Listings of boxed layout items
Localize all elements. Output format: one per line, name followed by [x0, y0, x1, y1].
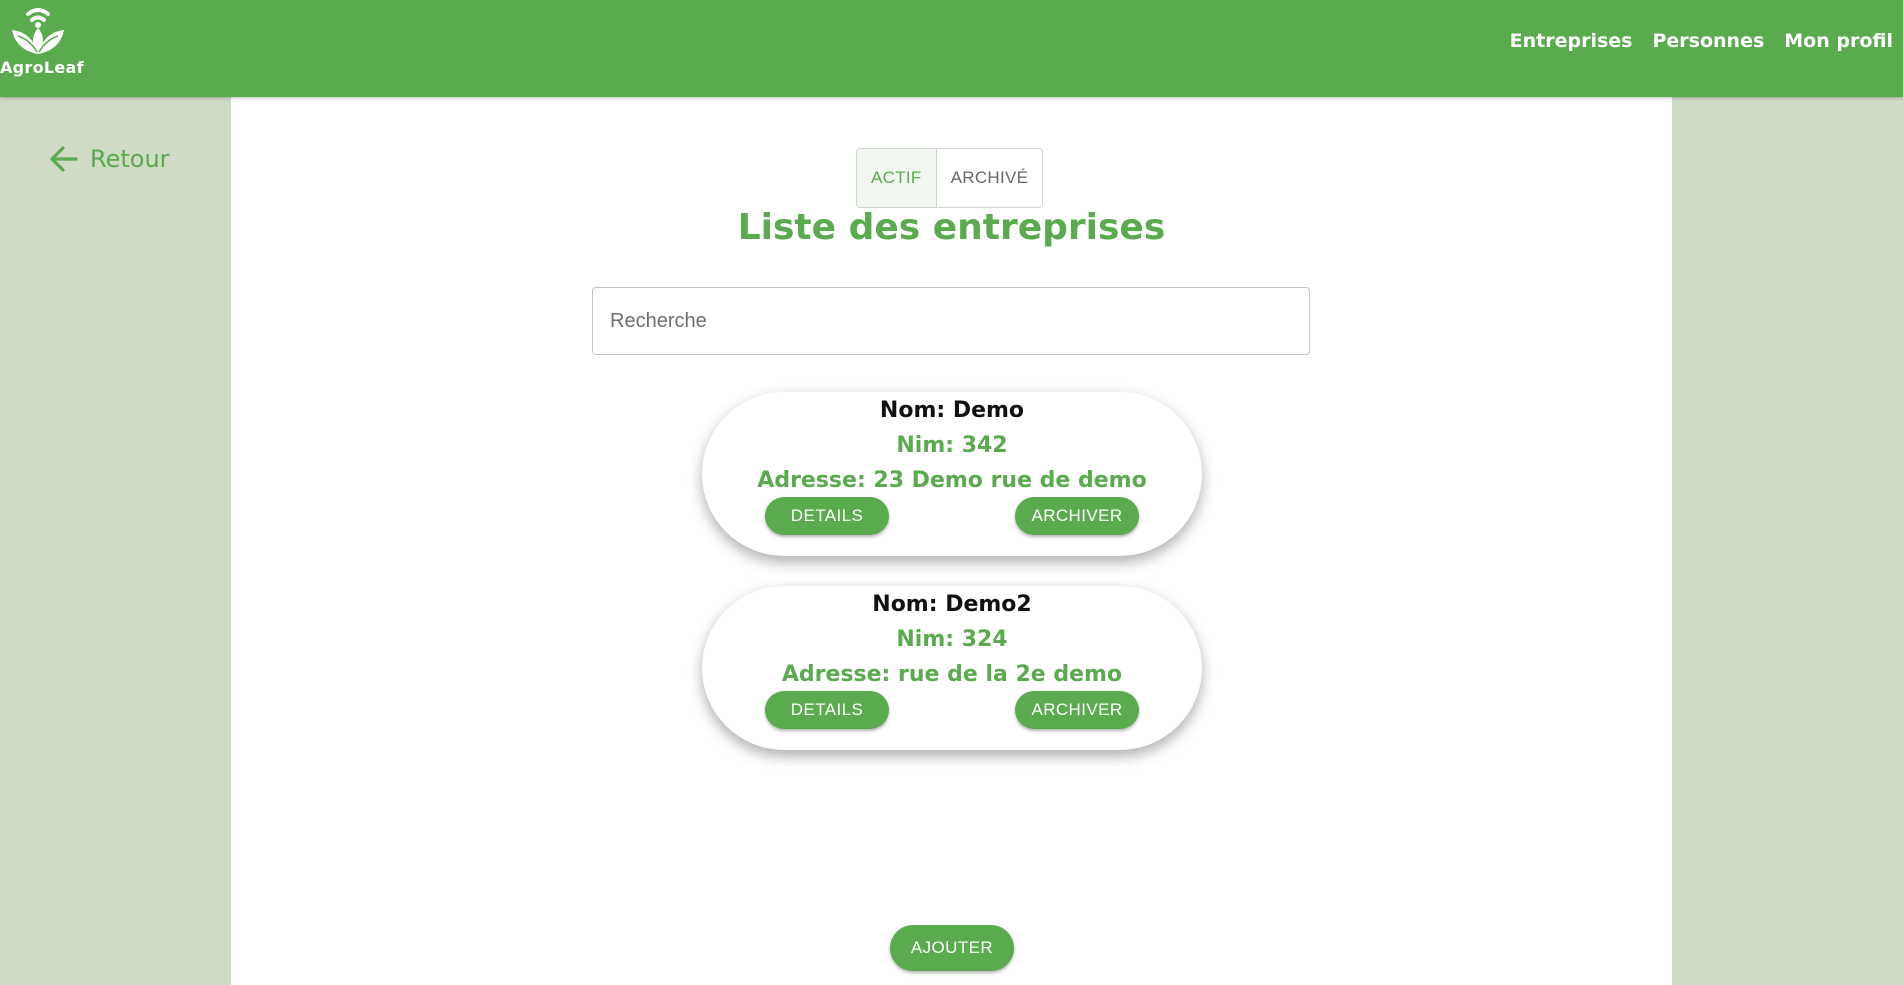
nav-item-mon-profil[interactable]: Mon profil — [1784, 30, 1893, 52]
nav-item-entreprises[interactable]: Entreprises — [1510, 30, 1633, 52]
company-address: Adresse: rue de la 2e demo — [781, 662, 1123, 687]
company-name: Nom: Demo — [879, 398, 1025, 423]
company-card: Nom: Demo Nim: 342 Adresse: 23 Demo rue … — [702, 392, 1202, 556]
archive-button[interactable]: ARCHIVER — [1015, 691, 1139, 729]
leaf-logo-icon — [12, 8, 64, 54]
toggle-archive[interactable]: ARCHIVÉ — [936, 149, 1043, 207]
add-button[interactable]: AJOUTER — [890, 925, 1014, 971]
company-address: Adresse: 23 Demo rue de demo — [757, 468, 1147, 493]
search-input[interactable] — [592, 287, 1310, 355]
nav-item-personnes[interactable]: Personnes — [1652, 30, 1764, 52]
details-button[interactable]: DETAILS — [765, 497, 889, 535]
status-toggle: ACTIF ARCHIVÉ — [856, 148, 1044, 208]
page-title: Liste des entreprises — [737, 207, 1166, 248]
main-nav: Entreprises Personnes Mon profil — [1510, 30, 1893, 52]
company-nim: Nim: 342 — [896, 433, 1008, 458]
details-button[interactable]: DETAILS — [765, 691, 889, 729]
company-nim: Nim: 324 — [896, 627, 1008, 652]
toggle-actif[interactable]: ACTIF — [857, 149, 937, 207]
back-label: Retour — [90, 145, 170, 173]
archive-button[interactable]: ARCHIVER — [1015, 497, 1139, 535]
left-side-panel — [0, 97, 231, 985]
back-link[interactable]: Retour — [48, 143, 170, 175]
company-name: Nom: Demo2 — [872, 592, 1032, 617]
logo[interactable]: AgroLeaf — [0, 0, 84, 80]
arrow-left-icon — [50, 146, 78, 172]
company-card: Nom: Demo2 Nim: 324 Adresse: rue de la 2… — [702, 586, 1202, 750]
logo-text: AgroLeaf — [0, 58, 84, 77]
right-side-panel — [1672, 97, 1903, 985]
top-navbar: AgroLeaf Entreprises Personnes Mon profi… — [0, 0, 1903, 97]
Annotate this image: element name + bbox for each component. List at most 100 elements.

--

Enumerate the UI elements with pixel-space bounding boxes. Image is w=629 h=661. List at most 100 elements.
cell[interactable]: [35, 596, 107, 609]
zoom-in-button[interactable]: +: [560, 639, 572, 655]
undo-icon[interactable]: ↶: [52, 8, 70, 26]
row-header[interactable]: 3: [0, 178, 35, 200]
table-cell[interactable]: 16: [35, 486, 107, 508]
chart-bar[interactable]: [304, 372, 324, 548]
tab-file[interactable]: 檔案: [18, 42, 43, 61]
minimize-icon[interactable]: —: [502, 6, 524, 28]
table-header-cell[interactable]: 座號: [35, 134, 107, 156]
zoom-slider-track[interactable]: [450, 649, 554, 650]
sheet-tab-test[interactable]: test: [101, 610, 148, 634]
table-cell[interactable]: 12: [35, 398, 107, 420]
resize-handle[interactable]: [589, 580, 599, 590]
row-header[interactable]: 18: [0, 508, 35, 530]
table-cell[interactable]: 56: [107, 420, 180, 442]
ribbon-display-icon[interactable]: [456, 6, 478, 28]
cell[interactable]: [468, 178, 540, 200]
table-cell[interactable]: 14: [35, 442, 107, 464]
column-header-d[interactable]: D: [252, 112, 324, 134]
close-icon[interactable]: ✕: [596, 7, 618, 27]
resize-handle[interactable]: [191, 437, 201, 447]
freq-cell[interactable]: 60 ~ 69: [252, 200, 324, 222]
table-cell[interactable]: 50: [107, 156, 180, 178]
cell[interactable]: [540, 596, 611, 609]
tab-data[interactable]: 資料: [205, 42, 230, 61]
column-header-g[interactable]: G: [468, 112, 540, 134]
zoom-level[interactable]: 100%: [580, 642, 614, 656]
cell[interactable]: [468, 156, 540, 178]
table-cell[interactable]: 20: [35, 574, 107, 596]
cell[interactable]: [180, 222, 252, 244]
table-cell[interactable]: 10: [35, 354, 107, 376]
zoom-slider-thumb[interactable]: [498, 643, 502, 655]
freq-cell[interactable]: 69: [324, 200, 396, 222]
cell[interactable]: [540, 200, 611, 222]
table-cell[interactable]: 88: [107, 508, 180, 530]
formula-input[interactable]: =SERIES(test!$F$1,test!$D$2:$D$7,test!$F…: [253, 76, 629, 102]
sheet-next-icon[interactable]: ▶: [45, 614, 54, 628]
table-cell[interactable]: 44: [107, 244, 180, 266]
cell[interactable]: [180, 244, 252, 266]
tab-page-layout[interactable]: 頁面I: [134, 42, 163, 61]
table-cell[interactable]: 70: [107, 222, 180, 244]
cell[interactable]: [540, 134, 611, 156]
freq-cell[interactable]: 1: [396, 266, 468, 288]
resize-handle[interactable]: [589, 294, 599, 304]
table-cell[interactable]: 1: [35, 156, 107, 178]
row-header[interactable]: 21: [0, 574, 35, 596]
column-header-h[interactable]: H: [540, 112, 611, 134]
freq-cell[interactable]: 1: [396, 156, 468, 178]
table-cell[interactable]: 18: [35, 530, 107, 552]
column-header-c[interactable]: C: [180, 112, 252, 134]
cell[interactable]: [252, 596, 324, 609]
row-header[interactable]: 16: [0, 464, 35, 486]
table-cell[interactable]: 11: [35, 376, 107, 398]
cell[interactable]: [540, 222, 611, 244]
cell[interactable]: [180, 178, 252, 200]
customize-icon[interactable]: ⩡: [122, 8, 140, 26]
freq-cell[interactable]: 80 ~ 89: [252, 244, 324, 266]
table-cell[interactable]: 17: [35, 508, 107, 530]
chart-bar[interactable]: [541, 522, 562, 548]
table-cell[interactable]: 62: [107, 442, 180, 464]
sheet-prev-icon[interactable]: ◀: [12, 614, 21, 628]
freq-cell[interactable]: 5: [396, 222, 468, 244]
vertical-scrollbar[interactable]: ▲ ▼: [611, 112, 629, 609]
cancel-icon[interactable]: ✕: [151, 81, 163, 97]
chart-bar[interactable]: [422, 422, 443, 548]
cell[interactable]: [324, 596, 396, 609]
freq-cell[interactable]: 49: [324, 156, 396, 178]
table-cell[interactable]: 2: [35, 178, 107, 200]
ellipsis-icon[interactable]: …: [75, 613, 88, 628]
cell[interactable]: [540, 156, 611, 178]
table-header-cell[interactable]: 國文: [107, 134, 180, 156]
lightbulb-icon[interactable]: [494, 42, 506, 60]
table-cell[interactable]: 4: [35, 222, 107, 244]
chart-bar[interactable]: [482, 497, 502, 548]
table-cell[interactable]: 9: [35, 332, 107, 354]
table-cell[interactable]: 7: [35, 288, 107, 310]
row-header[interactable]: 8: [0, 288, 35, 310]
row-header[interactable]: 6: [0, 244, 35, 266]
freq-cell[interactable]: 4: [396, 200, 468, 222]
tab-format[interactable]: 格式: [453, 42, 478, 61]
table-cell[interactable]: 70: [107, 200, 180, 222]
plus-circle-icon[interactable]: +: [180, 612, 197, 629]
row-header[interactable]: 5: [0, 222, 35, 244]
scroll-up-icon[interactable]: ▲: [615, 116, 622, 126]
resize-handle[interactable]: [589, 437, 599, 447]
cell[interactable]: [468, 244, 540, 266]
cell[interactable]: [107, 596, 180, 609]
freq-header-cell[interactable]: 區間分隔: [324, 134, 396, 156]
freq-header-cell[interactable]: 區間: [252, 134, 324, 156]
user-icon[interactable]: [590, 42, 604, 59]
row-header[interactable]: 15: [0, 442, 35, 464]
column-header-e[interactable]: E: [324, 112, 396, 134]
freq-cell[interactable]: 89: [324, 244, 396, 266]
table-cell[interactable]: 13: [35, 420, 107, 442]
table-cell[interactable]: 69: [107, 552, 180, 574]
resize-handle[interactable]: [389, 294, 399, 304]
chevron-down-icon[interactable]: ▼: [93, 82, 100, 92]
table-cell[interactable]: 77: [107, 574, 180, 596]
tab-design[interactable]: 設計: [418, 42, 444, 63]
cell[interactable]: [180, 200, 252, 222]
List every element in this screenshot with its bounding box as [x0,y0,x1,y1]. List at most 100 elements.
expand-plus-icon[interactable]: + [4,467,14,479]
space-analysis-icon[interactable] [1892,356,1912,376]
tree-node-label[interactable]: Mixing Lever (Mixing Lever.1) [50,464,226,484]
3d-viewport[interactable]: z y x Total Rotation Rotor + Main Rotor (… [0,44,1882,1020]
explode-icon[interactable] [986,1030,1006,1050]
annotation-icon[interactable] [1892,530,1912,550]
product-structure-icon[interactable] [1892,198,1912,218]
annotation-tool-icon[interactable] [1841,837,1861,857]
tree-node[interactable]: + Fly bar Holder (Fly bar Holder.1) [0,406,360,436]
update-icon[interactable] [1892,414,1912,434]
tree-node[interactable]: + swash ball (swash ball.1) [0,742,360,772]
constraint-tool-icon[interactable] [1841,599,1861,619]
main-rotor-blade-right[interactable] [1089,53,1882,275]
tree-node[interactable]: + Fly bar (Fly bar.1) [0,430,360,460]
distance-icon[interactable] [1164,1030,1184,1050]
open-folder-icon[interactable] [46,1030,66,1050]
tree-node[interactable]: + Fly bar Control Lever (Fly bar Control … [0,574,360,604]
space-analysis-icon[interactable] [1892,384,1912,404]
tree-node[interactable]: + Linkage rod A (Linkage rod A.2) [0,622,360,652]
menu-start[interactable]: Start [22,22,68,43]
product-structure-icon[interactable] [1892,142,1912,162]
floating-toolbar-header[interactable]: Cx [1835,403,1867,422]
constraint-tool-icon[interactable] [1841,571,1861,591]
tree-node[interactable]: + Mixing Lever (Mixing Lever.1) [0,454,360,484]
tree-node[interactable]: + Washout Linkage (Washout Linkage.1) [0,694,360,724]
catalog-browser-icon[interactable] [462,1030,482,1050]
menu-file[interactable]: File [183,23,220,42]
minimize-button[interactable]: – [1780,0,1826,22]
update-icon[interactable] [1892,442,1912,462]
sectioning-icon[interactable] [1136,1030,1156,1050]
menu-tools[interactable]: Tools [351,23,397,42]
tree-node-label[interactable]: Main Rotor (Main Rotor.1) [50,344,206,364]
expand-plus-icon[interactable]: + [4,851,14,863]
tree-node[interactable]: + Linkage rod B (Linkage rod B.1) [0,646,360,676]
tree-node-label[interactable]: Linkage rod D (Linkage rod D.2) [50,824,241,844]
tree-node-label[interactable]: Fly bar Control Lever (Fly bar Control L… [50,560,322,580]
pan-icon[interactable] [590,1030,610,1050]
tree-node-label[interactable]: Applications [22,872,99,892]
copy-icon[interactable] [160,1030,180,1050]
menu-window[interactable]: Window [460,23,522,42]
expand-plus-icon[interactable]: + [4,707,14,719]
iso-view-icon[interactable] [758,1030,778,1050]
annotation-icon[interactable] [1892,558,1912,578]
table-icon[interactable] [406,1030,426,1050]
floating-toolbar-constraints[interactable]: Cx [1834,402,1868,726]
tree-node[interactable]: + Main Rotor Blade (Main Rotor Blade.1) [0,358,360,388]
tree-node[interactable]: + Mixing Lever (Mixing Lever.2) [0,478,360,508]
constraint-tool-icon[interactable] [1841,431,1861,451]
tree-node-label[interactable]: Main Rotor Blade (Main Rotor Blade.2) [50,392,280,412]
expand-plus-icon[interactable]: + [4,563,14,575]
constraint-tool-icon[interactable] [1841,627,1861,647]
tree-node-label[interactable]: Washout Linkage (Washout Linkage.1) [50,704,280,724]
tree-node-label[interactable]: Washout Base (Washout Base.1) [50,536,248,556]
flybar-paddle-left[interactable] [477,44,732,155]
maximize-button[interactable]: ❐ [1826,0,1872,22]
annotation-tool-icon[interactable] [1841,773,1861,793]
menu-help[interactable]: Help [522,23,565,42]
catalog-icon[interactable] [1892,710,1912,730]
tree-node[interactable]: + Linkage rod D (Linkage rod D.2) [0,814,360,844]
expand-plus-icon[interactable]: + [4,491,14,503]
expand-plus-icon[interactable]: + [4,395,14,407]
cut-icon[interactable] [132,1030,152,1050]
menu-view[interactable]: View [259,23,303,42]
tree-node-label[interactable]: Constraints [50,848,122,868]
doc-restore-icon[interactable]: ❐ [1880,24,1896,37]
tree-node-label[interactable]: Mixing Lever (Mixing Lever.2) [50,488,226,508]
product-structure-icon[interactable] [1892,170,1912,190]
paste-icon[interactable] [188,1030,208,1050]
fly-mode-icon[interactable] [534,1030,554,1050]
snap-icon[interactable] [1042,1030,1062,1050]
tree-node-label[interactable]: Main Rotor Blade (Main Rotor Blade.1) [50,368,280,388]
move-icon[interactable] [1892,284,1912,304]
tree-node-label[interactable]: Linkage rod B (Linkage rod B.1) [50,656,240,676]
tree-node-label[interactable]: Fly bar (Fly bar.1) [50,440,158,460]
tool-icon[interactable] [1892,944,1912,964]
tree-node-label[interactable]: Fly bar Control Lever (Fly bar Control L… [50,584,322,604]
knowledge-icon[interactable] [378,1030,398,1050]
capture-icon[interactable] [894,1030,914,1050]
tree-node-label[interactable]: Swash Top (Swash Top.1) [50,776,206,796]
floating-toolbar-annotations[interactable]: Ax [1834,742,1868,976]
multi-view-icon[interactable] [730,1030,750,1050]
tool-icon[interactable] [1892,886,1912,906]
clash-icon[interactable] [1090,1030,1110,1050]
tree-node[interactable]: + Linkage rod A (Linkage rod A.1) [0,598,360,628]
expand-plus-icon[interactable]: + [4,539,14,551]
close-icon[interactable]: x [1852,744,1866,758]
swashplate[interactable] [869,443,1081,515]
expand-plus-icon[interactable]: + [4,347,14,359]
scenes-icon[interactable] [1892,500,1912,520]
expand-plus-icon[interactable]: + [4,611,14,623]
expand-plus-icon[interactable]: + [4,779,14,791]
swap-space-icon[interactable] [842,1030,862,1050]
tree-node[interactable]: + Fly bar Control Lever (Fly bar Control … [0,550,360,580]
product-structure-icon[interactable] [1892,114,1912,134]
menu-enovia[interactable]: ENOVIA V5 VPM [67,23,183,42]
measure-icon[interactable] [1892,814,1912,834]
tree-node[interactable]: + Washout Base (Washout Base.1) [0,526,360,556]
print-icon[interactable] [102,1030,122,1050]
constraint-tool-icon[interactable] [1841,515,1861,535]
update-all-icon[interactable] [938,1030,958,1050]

What you are asked to do - Copy out, word for word, the part of the records above that opens with the line containing "Enumerate the UI" and closes with the line containing "table-cell[interactable]: 16: [35, 486, 107, 508]". Include both of those lines.

Solution to this task -
Enumerate the UI elements with pixel-space bounding boxes. Image is w=629 h=661. List at most 100 elements.
cell[interactable]: [35, 596, 107, 609]
zoom-in-button[interactable]: +: [560, 639, 572, 655]
undo-icon[interactable]: ↶: [52, 8, 70, 26]
row-header[interactable]: 3: [0, 178, 35, 200]
table-cell[interactable]: 16: [35, 486, 107, 508]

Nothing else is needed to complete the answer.